WHAT IS EXPECTED: Locate each line of the material that contains "name", then return it.

ENTRIES SUPPLIED:

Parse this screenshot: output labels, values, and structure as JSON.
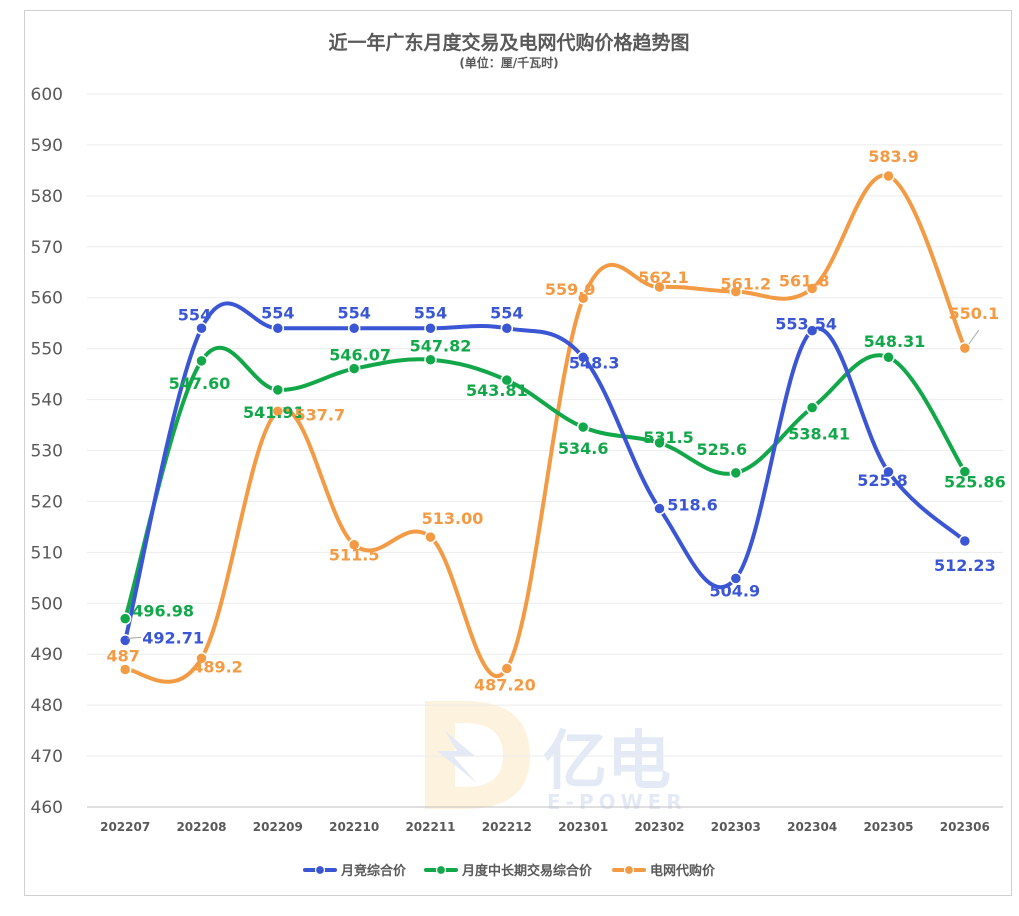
{
  "chart_data": {
    "type": "line",
    "title": "近一年广东月度交易及电网代购价格趋势图",
    "subtitle": "(单位：厘/千瓦时)",
    "ylim": [
      460,
      600
    ],
    "yticks": [
      460,
      470,
      480,
      490,
      500,
      510,
      520,
      530,
      540,
      550,
      560,
      570,
      580,
      590,
      600
    ],
    "categories": [
      "202207",
      "202208",
      "202209",
      "202210",
      "202211",
      "202212",
      "202301",
      "202302",
      "202303",
      "202304",
      "202305",
      "202306"
    ],
    "grid": true,
    "legend_position": "bottom",
    "series": [
      {
        "name": "月竞综合价",
        "color": "#3a56d4",
        "values": [
          492.71,
          554,
          554,
          554,
          554,
          554,
          548.3,
          518.6,
          504.9,
          553.54,
          525.8,
          512.23
        ],
        "labels": [
          "492.71",
          "554",
          "554",
          "554",
          "554",
          "554",
          "548.3",
          "518.6",
          "504.9",
          "553.54",
          "525.8",
          "512.23"
        ]
      },
      {
        "name": "月度中长期交易综合价",
        "color": "#12a84a",
        "values": [
          496.98,
          547.6,
          541.91,
          546.07,
          547.82,
          543.81,
          534.6,
          531.5,
          525.6,
          538.41,
          548.31,
          525.86
        ],
        "labels": [
          "496.98",
          "547.60",
          "541.91",
          "546.07",
          "547.82",
          "543.81",
          "534.6",
          "531.5",
          "525.6",
          "538.41",
          "548.31",
          "525.86"
        ]
      },
      {
        "name": "电网代购价",
        "color": "#f39a44",
        "values": [
          487,
          489.2,
          537.7,
          511.5,
          513.0,
          487.2,
          559.9,
          562.1,
          561.2,
          561.8,
          583.9,
          550.1
        ],
        "labels": [
          "487",
          "489.2",
          "537.7",
          "511.5",
          "513.00",
          "487.20",
          "559.9",
          "562.1",
          "561.2",
          "561.8",
          "583.9",
          "550.1"
        ]
      }
    ]
  },
  "watermark": {
    "brand": "亿电",
    "brand_latin": "E-POWER"
  }
}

OUTPUT BELOW:
        "name": "月竞综合价",
        "name": "月度中长期交易综合价",
        "name": "电网代购价",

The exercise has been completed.